■ WHAT IS EXPECTED ■
Look through the material and copy each line holding "this".

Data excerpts
+ + + +
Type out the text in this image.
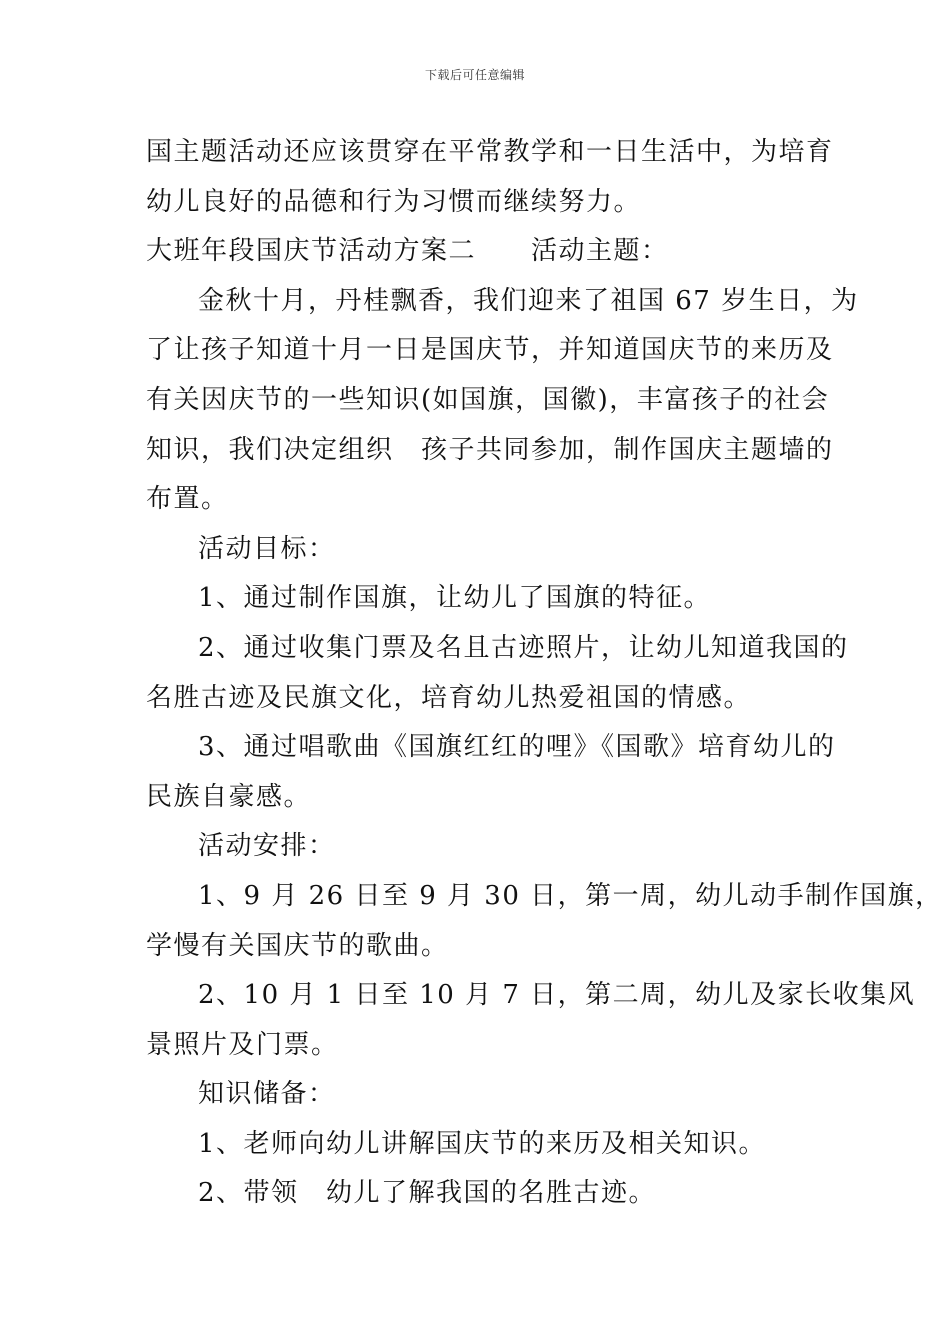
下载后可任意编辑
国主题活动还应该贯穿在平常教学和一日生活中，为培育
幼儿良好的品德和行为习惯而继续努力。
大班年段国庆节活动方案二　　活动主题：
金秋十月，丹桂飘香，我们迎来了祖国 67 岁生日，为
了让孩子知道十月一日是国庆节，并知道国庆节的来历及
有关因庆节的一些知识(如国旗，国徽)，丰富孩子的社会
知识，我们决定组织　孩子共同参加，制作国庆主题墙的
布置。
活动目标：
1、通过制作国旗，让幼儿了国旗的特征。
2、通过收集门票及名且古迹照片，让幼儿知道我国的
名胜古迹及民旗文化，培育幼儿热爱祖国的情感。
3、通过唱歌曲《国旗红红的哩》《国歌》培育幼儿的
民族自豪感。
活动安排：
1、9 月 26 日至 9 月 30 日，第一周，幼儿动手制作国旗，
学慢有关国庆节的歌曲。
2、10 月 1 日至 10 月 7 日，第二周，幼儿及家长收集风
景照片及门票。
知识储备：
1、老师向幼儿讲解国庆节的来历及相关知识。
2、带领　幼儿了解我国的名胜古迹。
+ + + +
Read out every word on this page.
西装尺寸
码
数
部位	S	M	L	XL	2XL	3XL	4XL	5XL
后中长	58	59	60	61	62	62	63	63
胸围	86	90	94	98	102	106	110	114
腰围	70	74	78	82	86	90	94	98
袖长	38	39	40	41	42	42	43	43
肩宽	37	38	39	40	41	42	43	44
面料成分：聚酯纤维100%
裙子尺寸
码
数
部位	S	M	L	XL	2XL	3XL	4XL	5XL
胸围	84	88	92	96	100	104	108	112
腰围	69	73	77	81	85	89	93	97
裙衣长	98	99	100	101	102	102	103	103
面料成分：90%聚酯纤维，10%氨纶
+ + + +
■ ANSWER BELOW ■
Type out the text in this image.
Read out every word on this page.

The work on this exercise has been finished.